**Raw data:**
»»
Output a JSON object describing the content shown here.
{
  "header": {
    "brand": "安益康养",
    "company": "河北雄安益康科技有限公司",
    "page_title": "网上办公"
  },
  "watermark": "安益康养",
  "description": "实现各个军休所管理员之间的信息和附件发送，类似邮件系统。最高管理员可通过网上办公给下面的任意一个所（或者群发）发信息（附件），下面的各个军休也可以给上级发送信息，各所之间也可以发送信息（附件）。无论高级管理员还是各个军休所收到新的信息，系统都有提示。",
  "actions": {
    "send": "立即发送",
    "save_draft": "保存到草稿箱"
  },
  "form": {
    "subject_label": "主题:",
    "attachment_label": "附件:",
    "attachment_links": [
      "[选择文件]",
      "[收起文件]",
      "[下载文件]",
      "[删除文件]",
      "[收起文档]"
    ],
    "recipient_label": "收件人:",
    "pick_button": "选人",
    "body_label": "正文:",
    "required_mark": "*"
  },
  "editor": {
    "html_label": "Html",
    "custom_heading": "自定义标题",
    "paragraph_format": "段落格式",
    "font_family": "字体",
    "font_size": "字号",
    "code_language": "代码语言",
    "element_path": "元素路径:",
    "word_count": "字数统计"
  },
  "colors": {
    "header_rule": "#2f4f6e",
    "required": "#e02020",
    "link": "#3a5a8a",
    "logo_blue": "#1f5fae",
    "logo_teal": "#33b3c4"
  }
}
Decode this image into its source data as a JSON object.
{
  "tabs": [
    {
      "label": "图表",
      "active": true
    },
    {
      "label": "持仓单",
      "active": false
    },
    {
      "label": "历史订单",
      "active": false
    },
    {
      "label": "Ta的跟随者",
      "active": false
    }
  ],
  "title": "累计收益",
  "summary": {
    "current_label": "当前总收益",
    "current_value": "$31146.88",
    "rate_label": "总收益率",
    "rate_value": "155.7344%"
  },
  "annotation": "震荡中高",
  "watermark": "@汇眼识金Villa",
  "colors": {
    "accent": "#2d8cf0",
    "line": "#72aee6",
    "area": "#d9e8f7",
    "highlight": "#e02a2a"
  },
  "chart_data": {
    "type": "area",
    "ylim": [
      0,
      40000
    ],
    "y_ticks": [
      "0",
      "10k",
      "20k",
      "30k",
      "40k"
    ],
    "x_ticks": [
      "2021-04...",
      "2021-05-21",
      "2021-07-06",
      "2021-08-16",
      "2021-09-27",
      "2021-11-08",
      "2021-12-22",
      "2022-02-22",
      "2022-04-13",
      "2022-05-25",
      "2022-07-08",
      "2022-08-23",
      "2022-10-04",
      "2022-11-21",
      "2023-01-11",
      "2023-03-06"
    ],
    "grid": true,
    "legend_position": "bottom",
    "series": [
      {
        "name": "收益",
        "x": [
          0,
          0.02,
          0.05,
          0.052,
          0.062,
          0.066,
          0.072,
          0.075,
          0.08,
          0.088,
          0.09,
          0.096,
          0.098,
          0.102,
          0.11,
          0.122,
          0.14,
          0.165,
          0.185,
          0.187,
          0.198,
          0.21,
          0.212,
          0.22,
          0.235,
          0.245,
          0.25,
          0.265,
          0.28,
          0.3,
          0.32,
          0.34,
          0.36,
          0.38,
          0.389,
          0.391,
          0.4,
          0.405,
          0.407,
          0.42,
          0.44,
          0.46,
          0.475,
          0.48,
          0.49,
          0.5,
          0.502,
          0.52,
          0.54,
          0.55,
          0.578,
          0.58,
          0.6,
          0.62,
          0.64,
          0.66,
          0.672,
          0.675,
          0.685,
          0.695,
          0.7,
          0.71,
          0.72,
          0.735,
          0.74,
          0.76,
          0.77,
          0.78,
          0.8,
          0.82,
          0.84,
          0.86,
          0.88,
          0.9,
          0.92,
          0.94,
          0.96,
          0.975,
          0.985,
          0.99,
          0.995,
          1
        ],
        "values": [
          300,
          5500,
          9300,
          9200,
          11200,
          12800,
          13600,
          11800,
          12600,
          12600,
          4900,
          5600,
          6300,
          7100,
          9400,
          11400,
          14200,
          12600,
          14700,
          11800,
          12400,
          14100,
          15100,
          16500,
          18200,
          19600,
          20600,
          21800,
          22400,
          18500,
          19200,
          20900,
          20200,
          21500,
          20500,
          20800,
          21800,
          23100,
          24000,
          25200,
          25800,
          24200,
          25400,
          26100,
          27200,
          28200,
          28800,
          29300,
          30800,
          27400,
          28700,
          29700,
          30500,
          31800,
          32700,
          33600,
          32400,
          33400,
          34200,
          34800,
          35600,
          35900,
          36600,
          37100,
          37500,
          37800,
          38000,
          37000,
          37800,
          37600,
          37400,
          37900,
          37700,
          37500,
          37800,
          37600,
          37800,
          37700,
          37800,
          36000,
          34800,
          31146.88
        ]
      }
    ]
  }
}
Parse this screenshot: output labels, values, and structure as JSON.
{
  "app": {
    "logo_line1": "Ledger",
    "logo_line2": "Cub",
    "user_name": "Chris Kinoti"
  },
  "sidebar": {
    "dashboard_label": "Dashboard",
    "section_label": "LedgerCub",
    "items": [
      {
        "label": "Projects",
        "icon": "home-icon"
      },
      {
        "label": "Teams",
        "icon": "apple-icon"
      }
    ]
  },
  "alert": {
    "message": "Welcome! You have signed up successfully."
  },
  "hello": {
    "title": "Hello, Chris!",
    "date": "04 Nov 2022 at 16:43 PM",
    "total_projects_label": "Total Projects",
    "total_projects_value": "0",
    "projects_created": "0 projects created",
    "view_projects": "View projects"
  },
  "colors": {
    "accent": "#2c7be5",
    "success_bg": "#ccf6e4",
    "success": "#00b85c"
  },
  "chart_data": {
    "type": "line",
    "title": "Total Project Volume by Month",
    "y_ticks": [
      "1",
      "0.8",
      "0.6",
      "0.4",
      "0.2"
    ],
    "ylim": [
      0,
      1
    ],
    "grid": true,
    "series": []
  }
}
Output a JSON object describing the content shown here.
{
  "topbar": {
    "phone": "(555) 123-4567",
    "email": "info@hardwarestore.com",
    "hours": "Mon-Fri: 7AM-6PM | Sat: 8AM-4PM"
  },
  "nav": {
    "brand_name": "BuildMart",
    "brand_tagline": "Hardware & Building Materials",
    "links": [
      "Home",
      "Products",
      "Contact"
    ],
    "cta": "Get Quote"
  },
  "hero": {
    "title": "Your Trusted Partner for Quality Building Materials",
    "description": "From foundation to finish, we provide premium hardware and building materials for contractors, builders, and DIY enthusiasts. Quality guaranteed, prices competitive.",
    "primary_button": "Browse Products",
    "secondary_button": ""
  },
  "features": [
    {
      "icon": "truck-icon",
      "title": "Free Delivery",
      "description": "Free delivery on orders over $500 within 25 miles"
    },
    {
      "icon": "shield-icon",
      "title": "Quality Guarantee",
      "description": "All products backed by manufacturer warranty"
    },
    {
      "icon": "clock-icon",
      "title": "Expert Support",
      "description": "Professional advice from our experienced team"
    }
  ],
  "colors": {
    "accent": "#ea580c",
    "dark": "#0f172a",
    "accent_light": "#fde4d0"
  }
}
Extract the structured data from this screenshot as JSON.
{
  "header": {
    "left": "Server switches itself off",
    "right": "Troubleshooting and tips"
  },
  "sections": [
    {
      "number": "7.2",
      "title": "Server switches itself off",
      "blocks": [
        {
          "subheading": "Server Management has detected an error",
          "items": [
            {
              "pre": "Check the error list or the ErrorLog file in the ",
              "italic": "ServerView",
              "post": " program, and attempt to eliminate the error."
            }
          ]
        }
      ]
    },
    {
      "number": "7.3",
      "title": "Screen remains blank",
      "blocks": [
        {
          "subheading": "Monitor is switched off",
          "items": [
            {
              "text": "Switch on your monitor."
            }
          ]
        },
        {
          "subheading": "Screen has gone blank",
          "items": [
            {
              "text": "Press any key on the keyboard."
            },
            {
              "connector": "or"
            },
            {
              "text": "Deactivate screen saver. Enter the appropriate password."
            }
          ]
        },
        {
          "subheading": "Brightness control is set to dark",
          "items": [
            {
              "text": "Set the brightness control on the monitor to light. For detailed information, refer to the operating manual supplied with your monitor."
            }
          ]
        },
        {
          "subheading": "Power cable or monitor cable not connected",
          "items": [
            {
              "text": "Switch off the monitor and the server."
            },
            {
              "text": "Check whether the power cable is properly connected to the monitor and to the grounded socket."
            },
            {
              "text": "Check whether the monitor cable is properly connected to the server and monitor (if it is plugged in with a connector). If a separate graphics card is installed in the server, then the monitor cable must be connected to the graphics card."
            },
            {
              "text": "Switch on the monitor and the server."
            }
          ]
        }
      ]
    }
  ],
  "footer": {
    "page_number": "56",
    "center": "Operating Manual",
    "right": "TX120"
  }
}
««
**Work instructions:** Of the lines above, how many contain the word "icon"? Provide the number and nothing else.

**Result:** 5